Word for word, restate every line of the listing that follows.
■ ■ ■
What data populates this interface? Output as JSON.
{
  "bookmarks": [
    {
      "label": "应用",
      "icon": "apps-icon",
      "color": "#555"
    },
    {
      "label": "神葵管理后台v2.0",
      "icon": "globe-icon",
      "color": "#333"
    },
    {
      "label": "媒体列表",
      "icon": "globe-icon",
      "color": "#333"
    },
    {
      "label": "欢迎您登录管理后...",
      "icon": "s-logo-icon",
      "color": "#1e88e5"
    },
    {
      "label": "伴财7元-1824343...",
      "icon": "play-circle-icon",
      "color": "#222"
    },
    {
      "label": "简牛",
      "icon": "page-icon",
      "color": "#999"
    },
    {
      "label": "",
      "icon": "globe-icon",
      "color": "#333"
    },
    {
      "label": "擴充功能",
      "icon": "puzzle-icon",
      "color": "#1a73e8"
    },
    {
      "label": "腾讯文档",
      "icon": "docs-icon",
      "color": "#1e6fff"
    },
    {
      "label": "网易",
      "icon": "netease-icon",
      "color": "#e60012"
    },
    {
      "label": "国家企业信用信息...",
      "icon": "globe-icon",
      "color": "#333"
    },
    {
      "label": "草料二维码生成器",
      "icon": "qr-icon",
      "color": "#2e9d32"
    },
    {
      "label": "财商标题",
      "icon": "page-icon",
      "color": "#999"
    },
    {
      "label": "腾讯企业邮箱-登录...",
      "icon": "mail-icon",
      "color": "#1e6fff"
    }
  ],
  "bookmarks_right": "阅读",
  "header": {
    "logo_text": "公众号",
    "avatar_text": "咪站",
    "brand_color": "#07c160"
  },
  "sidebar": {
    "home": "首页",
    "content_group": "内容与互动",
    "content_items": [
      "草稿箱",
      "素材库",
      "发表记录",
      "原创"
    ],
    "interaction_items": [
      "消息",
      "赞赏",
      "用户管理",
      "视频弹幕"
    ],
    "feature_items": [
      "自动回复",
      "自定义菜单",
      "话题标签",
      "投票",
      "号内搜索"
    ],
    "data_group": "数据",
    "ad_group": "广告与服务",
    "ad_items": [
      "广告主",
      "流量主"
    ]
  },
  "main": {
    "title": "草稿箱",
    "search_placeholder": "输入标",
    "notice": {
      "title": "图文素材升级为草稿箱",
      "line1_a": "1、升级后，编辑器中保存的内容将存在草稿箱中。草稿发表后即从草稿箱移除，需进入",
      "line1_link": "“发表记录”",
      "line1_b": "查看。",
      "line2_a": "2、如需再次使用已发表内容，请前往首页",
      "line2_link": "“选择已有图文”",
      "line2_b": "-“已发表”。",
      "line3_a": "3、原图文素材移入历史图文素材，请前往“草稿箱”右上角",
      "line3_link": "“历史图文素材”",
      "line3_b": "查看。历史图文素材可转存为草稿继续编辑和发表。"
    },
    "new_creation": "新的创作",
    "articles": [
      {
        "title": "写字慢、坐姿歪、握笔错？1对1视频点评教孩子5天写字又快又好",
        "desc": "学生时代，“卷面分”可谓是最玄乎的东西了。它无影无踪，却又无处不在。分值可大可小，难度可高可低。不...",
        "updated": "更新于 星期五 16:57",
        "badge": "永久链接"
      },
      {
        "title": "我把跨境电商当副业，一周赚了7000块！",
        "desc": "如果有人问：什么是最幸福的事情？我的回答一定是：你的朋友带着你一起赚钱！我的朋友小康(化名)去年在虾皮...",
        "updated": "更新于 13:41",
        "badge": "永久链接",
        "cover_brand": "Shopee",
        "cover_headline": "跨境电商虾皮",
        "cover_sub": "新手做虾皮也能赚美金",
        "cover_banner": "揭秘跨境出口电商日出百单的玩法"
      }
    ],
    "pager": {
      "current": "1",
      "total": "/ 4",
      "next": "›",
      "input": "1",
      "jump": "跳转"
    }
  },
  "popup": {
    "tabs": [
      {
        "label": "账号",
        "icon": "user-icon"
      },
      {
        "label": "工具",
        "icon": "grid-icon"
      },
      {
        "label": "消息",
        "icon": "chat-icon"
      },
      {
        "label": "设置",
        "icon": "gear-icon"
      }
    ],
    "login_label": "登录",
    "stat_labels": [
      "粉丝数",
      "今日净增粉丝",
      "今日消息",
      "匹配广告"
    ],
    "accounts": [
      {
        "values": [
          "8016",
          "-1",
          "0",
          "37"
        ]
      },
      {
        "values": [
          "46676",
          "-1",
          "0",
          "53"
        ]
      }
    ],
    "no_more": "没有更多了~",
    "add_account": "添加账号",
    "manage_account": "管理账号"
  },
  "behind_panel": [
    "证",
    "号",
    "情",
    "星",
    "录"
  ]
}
■ ■ ■
Correct response:
What data populates this interface? Output as JSON.
{
  "bookmarks": [
    {
      "label": "应用",
      "icon": "apps-icon",
      "color": "#555"
    },
    {
      "label": "神葵管理后台v2.0",
      "icon": "globe-icon",
      "color": "#333"
    },
    {
      "label": "媒体列表",
      "icon": "globe-icon",
      "color": "#333"
    },
    {
      "label": "欢迎您登录管理后...",
      "icon": "s-logo-icon",
      "color": "#1e88e5"
    },
    {
      "label": "伴财7元-1824343...",
      "icon": "play-circle-icon",
      "color": "#222"
    },
    {
      "label": "简牛",
      "icon": "page-icon",
      "color": "#999"
    },
    {
      "label": "",
      "icon": "globe-icon",
      "color": "#333"
    },
    {
      "label": "擴充功能",
      "icon": "puzzle-icon",
      "color": "#1a73e8"
    },
    {
      "label": "腾讯文档",
      "icon": "docs-icon",
      "color": "#1e6fff"
    },
    {
      "label": "网易",
      "icon": "netease-icon",
      "color": "#e60012"
    },
    {
      "label": "国家企业信用信息...",
      "icon": "globe-icon",
      "color": "#333"
    },
    {
      "label": "草料二维码生成器",
      "icon": "qr-icon",
      "color": "#2e9d32"
    },
    {
      "label": "财商标题",
      "icon": "page-icon",
      "color": "#999"
    },
    {
      "label": "腾讯企业邮箱-登录...",
      "icon": "mail-icon",
      "color": "#1e6fff"
    }
  ],
  "bookmarks_right": "阅读",
  "header": {
    "logo_text": "公众号",
    "avatar_text": "咪站",
    "brand_color": "#07c160"
  },
  "sidebar": {
    "home": "首页",
    "content_group": "内容与互动",
    "content_items": [
      "草稿箱",
      "素材库",
      "发表记录",
      "原创"
    ],
    "interaction_items": [
      "消息",
      "赞赏",
      "用户管理",
      "视频弹幕"
    ],
    "feature_items": [
      "自动回复",
      "自定义菜单",
      "话题标签",
      "投票",
      "号内搜索"
    ],
    "data_group": "数据",
    "ad_group": "广告与服务",
    "ad_items": [
      "广告主",
      "流量主"
    ]
  },
  "main": {
    "title": "草稿箱",
    "search_placeholder": "输入标",
    "notice": {
      "title": "图文素材升级为草稿箱",
      "line1_a": "1、升级后，编辑器中保存的内容将存在草稿箱中。草稿发表后即从草稿箱移除，需进入",
      "line1_link": "“发表记录”",
      "line1_b": "查看。",
      "line2_a": "2、如需再次使用已发表内容，请前往首页",
      "line2_link": "“选择已有图文”",
      "line2_b": "-“已发表”。",
      "line3_a": "3、原图文素材移入历史图文素材，请前往“草稿箱”右上角",
      "line3_link": "“历史图文素材”",
      "line3_b": "查看。历史图文素材可转存为草稿继续编辑和发表。"
    },
    "new_creation": "新的创作",
    "articles": [
      {
        "title": "写字慢、坐姿歪、握笔错？1对1视频点评教孩子5天写字又快又好",
        "desc": "学生时代，“卷面分”可谓是最玄乎的东西了。它无影无踪，却又无处不在。分值可大可小，难度可高可低。不...",
        "updated": "更新于 星期五 16:57",
        "badge": "永久链接"
      },
      {
        "title": "我把跨境电商当副业，一周赚了7000块！",
        "desc": "如果有人问：什么是最幸福的事情？我的回答一定是：你的朋友带着你一起赚钱！我的朋友小康(化名)去年在虾皮...",
        "updated": "更新于 13:41",
        "badge": "永久链接",
        "cover_brand": "Shopee",
        "cover_headline": "跨境电商虾皮",
        "cover_sub": "新手做虾皮也能赚美金",
        "cover_banner": "揭秘跨境出口电商日出百单的玩法"
      }
    ],
    "pager": {
      "current": "1",
      "total": "/ 4",
      "next": "›",
      "input": "1",
      "jump": "跳转"
    }
  },
  "popup": {
    "tabs": [
      {
        "label": "账号",
        "icon": "user-icon"
      },
      {
        "label": "工具",
        "icon": "grid-icon"
      },
      {
        "label": "消息",
        "icon": "chat-icon"
      },
      {
        "label": "设置",
        "icon": "gear-icon"
      }
    ],
    "login_label": "登录",
    "stat_labels": [
      "粉丝数",
      "今日净增粉丝",
      "今日消息",
      "匹配广告"
    ],
    "accounts": [
      {
        "values": [
          "8016",
          "-1",
          "0",
          "37"
        ]
      },
      {
        "values": [
          "46676",
          "-1",
          "0",
          "53"
        ]
      }
    ],
    "no_more": "没有更多了~",
    "add_account": "添加账号",
    "manage_account": "管理账号"
  },
  "behind_panel": [
    "证",
    "号",
    "情",
    "星",
    "录"
  ]
}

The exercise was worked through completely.